▶ **STATED TASK**
Write the records below out in full, character for character, with no pictures.

▶ **SUPPLIED ENTRIES**
[Begin]
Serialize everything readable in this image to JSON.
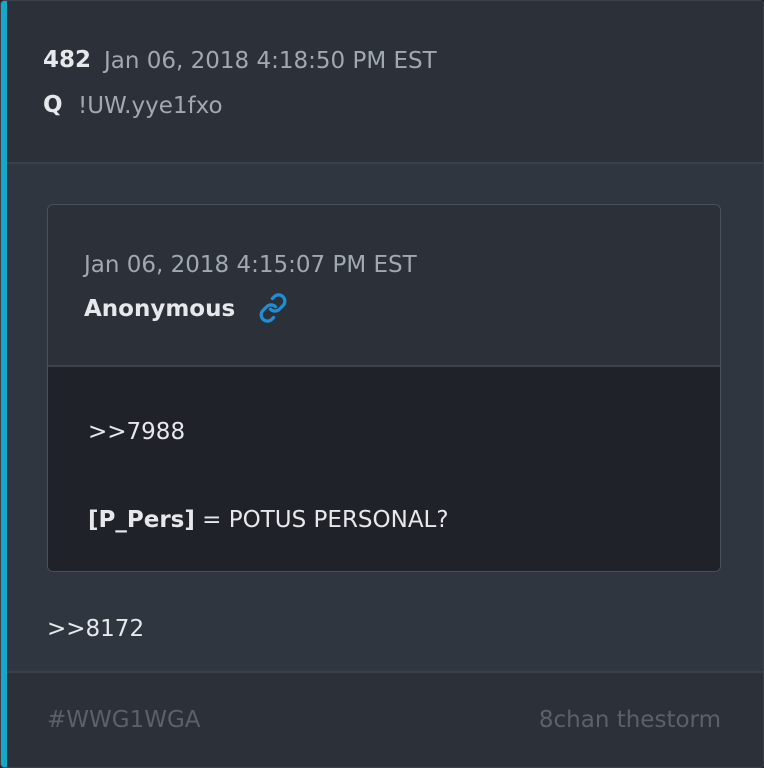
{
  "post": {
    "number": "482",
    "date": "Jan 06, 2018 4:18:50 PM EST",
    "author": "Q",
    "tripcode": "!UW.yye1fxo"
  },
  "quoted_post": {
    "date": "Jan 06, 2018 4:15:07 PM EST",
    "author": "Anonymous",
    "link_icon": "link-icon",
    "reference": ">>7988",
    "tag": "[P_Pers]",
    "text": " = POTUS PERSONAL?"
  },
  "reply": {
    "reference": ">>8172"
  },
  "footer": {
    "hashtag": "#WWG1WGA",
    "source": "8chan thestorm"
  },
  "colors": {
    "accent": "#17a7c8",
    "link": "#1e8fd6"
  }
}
[End]
▶ **RESULT OF THIS TASK**
Serialize everything readable in this image to JSON.
{
  "post": {
    "number": "482",
    "date": "Jan 06, 2018 4:18:50 PM EST",
    "author": "Q",
    "tripcode": "!UW.yye1fxo"
  },
  "quoted_post": {
    "date": "Jan 06, 2018 4:15:07 PM EST",
    "author": "Anonymous",
    "link_icon": "link-icon",
    "reference": ">>7988",
    "tag": "[P_Pers]",
    "text": " = POTUS PERSONAL?"
  },
  "reply": {
    "reference": ">>8172"
  },
  "footer": {
    "hashtag": "#WWG1WGA",
    "source": "8chan thestorm"
  },
  "colors": {
    "accent": "#17a7c8",
    "link": "#1e8fd6"
  }
}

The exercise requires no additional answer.